Begin RECORDS FOR THIS EXERCISE

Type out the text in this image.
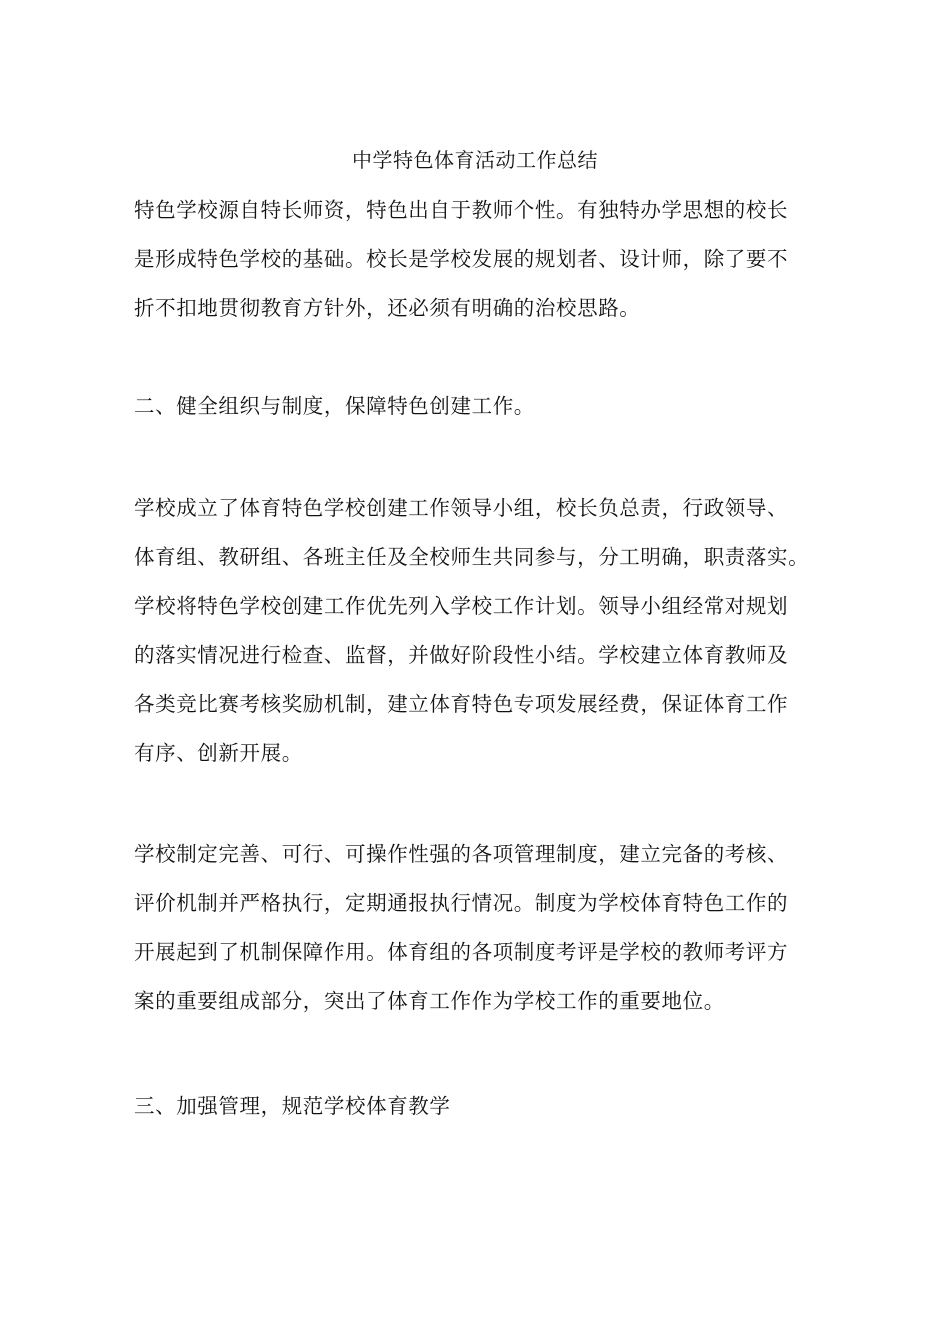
中学特色体育活动工作总结
特色学校源自特长师资，特色出自于教师个性。有独特办学思想的校长
是形成特色学校的基础。校长是学校发展的规划者、设计师，除了要不
折不扣地贯彻教育方针外，还必须有明确的治校思路。
二、健全组织与制度，保障特色创建工作。
学校成立了体育特色学校创建工作领导小组，校长负总责，行政领导、
体育组、教研组、各班主任及全校师生共同参与，分工明确，职责落实。
学校将特色学校创建工作优先列入学校工作计划。领导小组经常对规划
的落实情况进行检查、监督，并做好阶段性小结。学校建立体育教师及
各类竞比赛考核奖励机制，建立体育特色专项发展经费，保证体育工作
有序、创新开展。
学校制定完善、可行、可操作性强的各项管理制度，建立完备的考核、
评价机制并严格执行，定期通报执行情况。制度为学校体育特色工作的
开展起到了机制保障作用。体育组的各项制度考评是学校的教师考评方
案的重要组成部分，突出了体育工作作为学校工作的重要地位。
三、加强管理，规范学校体育教学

End RECORDS FOR THIS EXERCISE

▶ [EXERCISE AIM]: Go back to the records above and write them out exactly, without the pictures.

▶ [RESULT OF THE TASK]:
Type out the text in this image.
中学特色体育活动工作总结
特色学校源自特长师资，特色出自于教师个性。有独特办学思想的校长
是形成特色学校的基础。校长是学校发展的规划者、设计师，除了要不
折不扣地贯彻教育方针外，还必须有明确的治校思路。
二、健全组织与制度，保障特色创建工作。
学校成立了体育特色学校创建工作领导小组，校长负总责，行政领导、
体育组、教研组、各班主任及全校师生共同参与，分工明确，职责落实。
学校将特色学校创建工作优先列入学校工作计划。领导小组经常对规划
的落实情况进行检查、监督，并做好阶段性小结。学校建立体育教师及
各类竞比赛考核奖励机制，建立体育特色专项发展经费，保证体育工作
有序、创新开展。
学校制定完善、可行、可操作性强的各项管理制度，建立完备的考核、
评价机制并严格执行，定期通报执行情况。制度为学校体育特色工作的
开展起到了机制保障作用。体育组的各项制度考评是学校的教师考评方
案的重要组成部分，突出了体育工作作为学校工作的重要地位。
三、加强管理，规范学校体育教学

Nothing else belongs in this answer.